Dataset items
---
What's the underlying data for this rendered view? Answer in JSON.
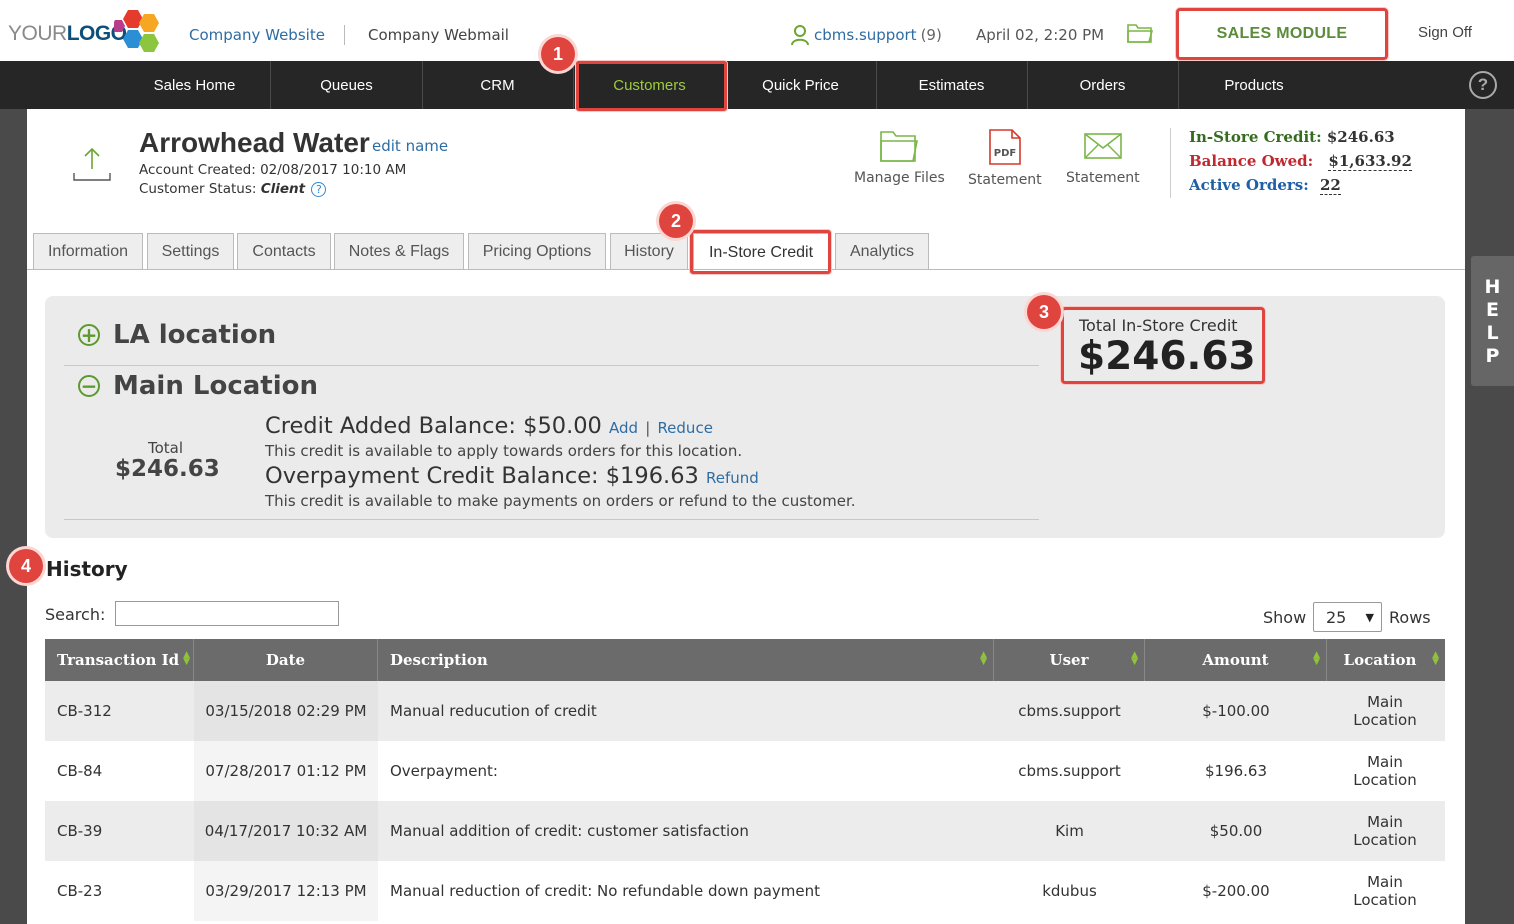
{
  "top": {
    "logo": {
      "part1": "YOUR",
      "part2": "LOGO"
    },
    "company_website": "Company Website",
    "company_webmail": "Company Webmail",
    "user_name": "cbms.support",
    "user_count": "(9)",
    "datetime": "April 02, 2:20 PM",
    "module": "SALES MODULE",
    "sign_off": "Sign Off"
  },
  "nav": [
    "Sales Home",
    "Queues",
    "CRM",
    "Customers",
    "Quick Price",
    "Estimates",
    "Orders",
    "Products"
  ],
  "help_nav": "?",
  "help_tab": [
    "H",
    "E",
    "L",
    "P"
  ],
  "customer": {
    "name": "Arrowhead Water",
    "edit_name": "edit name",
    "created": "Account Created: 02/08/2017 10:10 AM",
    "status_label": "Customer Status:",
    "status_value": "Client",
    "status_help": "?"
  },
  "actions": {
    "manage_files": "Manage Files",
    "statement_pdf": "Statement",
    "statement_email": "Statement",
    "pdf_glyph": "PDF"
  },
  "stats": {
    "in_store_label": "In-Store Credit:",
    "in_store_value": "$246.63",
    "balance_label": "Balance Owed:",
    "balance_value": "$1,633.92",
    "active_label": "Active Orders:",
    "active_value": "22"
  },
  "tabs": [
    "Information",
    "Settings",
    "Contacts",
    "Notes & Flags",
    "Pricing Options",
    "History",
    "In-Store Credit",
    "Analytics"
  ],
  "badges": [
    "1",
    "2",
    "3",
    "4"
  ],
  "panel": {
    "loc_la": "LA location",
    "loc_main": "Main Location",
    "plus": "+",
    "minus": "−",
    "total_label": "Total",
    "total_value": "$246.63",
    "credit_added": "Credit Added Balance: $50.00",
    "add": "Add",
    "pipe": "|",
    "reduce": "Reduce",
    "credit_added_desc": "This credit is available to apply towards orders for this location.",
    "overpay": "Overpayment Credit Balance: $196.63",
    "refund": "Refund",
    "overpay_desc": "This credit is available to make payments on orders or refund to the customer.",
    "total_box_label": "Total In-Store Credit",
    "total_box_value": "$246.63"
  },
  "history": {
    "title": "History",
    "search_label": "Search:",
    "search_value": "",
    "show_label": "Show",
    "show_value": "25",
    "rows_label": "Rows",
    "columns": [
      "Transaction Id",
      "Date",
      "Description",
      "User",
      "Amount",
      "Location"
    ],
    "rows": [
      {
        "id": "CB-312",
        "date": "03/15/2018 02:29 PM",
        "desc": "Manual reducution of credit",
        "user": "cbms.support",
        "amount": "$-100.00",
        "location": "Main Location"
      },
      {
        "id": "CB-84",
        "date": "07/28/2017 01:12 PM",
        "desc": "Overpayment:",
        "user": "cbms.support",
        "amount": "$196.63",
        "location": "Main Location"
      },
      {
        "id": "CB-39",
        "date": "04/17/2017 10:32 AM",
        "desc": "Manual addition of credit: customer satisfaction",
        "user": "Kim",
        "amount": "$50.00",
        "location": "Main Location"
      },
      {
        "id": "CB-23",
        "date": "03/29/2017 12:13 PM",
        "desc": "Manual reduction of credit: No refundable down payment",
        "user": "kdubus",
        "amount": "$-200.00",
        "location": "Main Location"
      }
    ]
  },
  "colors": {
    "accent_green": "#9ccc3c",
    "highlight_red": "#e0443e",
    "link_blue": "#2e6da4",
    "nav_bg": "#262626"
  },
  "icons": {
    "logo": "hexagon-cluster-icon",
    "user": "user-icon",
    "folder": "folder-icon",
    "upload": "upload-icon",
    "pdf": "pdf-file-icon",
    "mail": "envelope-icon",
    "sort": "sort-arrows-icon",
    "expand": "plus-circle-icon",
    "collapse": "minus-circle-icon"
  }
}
---
Without including any picture, retype the entries exactly.

What's the underlying data for this rendered view? Answer in JSON.
{
  "top": {
    "logo": {
      "part1": "YOUR",
      "part2": "LOGO"
    },
    "company_website": "Company Website",
    "company_webmail": "Company Webmail",
    "user_name": "cbms.support",
    "user_count": "(9)",
    "datetime": "April 02, 2:20 PM",
    "module": "SALES MODULE",
    "sign_off": "Sign Off"
  },
  "nav": [
    "Sales Home",
    "Queues",
    "CRM",
    "Customers",
    "Quick Price",
    "Estimates",
    "Orders",
    "Products"
  ],
  "help_nav": "?",
  "help_tab": [
    "H",
    "E",
    "L",
    "P"
  ],
  "customer": {
    "name": "Arrowhead Water",
    "edit_name": "edit name",
    "created": "Account Created: 02/08/2017 10:10 AM",
    "status_label": "Customer Status:",
    "status_value": "Client",
    "status_help": "?"
  },
  "actions": {
    "manage_files": "Manage Files",
    "statement_pdf": "Statement",
    "statement_email": "Statement",
    "pdf_glyph": "PDF"
  },
  "stats": {
    "in_store_label": "In-Store Credit:",
    "in_store_value": "$246.63",
    "balance_label": "Balance Owed:",
    "balance_value": "$1,633.92",
    "active_label": "Active Orders:",
    "active_value": "22"
  },
  "tabs": [
    "Information",
    "Settings",
    "Contacts",
    "Notes & Flags",
    "Pricing Options",
    "History",
    "In-Store Credit",
    "Analytics"
  ],
  "badges": [
    "1",
    "2",
    "3",
    "4"
  ],
  "panel": {
    "loc_la": "LA location",
    "loc_main": "Main Location",
    "plus": "+",
    "minus": "−",
    "total_label": "Total",
    "total_value": "$246.63",
    "credit_added": "Credit Added Balance: $50.00",
    "add": "Add",
    "pipe": "|",
    "reduce": "Reduce",
    "credit_added_desc": "This credit is available to apply towards orders for this location.",
    "overpay": "Overpayment Credit Balance: $196.63",
    "refund": "Refund",
    "overpay_desc": "This credit is available to make payments on orders or refund to the customer.",
    "total_box_label": "Total In-Store Credit",
    "total_box_value": "$246.63"
  },
  "history": {
    "title": "History",
    "search_label": "Search:",
    "search_value": "",
    "show_label": "Show",
    "show_value": "25",
    "rows_label": "Rows",
    "columns": [
      "Transaction Id",
      "Date",
      "Description",
      "User",
      "Amount",
      "Location"
    ],
    "rows": [
      {
        "id": "CB-312",
        "date": "03/15/2018 02:29 PM",
        "desc": "Manual reducution of credit",
        "user": "cbms.support",
        "amount": "$-100.00",
        "location": "Main Location"
      },
      {
        "id": "CB-84",
        "date": "07/28/2017 01:12 PM",
        "desc": "Overpayment:",
        "user": "cbms.support",
        "amount": "$196.63",
        "location": "Main Location"
      },
      {
        "id": "CB-39",
        "date": "04/17/2017 10:32 AM",
        "desc": "Manual addition of credit: customer satisfaction",
        "user": "Kim",
        "amount": "$50.00",
        "location": "Main Location"
      },
      {
        "id": "CB-23",
        "date": "03/29/2017 12:13 PM",
        "desc": "Manual reduction of credit: No refundable down payment",
        "user": "kdubus",
        "amount": "$-200.00",
        "location": "Main Location"
      }
    ]
  },
  "colors": {
    "accent_green": "#9ccc3c",
    "highlight_red": "#e0443e",
    "link_blue": "#2e6da4",
    "nav_bg": "#262626"
  },
  "icons": {
    "logo": "hexagon-cluster-icon",
    "user": "user-icon",
    "folder": "folder-icon",
    "upload": "upload-icon",
    "pdf": "pdf-file-icon",
    "mail": "envelope-icon",
    "sort": "sort-arrows-icon",
    "expand": "plus-circle-icon",
    "collapse": "minus-circle-icon"
  }
}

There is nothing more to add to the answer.